● Written problem
Show every line of the records below that contains the word "tuyến".

(Source data)
/---

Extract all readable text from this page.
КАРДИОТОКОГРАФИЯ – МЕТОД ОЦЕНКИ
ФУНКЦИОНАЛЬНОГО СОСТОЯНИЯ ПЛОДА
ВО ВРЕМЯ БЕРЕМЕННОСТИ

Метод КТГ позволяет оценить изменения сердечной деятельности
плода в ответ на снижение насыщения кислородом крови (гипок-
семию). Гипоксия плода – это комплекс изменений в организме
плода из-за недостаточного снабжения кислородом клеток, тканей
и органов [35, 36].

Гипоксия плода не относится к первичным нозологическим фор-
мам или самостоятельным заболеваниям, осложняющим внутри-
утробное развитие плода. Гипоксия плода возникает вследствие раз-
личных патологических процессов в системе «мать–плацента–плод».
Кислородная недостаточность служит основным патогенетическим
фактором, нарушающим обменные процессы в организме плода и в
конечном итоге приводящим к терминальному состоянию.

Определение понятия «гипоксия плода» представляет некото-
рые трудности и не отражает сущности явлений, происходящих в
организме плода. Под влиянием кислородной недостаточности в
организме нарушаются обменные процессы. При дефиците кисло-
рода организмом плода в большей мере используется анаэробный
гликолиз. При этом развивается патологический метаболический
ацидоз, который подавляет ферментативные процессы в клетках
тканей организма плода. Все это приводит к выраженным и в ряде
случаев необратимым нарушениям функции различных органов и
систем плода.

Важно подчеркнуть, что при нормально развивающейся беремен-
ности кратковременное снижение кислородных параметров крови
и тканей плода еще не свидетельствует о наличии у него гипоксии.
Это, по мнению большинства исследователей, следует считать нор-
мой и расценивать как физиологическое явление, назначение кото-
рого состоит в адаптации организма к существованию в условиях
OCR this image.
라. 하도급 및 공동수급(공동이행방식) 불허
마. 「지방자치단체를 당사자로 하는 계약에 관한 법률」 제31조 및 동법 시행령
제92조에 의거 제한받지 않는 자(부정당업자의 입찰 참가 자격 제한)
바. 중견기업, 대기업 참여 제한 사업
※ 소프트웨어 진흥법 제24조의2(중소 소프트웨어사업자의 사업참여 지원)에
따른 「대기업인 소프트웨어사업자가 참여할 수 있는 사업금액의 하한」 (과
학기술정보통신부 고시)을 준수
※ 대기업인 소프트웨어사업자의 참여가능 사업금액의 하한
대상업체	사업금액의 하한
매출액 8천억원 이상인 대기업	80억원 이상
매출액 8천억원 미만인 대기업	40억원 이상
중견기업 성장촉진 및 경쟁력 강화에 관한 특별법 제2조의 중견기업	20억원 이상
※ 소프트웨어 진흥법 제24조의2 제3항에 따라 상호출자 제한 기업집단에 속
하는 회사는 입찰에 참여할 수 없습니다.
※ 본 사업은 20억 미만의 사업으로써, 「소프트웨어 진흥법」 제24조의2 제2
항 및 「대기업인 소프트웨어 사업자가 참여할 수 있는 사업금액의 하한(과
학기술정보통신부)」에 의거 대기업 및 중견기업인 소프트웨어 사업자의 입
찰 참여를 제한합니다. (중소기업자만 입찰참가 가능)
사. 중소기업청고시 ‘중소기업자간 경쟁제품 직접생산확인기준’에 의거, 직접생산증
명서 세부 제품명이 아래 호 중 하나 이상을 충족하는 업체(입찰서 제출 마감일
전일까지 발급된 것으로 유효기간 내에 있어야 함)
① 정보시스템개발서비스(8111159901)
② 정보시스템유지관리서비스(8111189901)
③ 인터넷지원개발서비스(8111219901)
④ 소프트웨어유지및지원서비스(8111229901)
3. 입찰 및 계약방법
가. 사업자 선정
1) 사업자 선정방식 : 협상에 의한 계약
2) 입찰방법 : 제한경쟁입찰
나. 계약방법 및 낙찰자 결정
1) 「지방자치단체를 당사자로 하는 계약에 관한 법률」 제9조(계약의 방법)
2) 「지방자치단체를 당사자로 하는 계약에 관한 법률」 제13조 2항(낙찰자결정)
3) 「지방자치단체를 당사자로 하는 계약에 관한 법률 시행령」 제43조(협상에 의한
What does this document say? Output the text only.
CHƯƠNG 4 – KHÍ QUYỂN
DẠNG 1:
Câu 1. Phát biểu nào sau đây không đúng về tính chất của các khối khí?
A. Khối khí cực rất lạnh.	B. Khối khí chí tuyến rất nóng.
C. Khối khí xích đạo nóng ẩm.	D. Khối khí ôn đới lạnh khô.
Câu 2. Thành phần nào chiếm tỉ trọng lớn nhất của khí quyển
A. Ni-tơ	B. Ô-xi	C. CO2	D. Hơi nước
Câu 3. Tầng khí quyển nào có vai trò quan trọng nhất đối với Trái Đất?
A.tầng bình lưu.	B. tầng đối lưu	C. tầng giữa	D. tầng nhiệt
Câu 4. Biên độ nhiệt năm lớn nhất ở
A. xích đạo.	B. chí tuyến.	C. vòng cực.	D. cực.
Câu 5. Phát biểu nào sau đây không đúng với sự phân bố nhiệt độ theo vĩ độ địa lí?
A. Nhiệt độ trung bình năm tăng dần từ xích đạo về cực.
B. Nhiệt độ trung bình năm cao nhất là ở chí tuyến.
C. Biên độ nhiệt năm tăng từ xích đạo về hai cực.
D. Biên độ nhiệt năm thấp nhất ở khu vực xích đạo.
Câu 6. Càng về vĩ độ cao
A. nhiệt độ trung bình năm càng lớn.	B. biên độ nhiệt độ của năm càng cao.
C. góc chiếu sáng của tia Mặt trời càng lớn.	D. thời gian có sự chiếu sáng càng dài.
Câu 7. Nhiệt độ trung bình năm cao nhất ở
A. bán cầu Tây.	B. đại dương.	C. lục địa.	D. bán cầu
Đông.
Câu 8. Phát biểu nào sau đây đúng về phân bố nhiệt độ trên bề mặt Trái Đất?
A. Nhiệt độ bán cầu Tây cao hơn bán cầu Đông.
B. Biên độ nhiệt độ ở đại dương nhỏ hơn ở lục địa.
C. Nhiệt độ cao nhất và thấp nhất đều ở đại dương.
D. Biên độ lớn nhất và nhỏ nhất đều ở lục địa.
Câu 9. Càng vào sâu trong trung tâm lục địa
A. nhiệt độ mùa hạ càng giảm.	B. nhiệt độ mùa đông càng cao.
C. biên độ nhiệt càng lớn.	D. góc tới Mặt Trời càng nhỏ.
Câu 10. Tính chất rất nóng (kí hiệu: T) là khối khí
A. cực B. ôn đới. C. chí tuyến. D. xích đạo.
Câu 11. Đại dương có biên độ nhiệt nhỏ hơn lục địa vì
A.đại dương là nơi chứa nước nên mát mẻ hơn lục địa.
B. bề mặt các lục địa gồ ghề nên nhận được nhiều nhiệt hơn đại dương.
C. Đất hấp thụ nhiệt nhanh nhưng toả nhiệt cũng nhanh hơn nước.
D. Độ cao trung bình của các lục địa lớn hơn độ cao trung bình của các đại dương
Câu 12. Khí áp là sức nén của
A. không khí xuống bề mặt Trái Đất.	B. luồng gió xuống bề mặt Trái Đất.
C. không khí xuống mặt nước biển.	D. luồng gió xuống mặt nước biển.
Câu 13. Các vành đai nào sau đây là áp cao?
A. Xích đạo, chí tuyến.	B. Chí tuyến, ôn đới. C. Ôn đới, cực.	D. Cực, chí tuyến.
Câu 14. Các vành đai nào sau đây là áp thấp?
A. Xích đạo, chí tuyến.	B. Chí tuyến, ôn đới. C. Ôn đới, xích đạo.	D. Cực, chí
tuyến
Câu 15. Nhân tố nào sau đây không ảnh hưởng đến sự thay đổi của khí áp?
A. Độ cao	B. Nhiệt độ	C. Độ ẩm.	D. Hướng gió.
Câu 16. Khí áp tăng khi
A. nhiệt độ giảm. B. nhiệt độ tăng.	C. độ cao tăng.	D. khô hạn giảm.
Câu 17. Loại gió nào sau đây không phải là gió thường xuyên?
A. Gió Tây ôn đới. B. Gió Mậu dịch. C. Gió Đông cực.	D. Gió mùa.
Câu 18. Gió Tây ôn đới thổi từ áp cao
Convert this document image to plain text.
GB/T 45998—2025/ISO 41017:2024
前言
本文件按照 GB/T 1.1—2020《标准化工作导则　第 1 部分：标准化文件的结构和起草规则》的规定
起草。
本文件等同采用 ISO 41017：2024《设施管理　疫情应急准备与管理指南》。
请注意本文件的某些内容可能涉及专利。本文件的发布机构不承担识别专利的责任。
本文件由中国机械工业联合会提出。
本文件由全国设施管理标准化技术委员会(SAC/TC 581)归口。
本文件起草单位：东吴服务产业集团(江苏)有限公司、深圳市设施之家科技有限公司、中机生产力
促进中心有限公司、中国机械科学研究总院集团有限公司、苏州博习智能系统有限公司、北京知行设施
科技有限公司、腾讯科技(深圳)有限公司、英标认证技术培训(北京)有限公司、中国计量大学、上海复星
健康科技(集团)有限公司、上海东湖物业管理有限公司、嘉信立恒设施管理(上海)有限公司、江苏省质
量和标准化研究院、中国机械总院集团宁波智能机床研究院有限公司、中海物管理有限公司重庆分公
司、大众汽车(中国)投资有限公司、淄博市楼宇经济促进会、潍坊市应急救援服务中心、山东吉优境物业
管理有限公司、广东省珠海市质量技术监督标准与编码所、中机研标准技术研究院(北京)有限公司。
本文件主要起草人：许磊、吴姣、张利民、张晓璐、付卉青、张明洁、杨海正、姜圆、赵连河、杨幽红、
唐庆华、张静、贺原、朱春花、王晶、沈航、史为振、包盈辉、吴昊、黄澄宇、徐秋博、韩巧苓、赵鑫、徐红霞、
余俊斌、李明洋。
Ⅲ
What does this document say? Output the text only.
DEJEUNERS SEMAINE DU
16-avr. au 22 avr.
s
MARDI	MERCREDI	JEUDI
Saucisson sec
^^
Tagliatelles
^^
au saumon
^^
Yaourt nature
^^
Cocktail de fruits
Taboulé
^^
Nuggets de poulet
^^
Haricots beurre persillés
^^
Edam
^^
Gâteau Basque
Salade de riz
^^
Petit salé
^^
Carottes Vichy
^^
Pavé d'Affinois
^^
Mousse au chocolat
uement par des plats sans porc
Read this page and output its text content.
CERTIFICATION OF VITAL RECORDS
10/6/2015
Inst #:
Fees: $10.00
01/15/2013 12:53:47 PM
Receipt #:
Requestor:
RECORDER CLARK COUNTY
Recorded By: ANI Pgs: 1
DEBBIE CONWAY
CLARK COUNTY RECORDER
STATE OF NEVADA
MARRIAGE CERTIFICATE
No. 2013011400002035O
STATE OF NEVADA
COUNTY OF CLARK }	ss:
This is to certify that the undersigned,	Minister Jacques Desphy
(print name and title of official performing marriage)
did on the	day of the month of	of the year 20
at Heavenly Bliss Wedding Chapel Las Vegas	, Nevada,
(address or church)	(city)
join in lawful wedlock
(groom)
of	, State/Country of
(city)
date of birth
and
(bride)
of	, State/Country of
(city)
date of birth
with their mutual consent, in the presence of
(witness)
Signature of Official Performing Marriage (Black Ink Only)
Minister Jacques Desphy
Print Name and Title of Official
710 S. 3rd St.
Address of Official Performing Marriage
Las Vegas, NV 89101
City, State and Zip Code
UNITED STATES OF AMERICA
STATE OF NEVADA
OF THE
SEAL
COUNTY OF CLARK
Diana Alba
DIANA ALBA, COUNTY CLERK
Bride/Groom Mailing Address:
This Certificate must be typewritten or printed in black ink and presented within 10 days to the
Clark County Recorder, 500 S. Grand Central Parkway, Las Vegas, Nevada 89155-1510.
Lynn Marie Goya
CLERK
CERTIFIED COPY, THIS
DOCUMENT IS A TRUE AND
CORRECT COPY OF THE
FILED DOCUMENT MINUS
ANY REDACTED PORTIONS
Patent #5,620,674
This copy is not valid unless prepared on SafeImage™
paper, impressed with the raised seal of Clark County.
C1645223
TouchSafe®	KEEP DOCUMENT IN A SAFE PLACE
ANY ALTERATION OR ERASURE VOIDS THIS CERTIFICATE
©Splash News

\---

● Result for this task
A. Khối khí cực rất lạnh.	B. Khối khí chí tuyến rất nóng.
A. xích đạo.	B. chí tuyến.	C. vòng cực.	D. cực.
B. Nhiệt độ trung bình năm cao nhất là ở chí tuyến.
A. cực B. ôn đới. C. chí tuyến. D. xích đạo.
A. Xích đạo, chí tuyến.	B. Chí tuyến, ôn đới. C. Ôn đới, cực.	D. Cực, chí tuyến.
A. Xích đạo, chí tuyến.	B. Chí tuyến, ôn đới. C. Ôn đới, xích đạo.	D. Cực, chí
tuyến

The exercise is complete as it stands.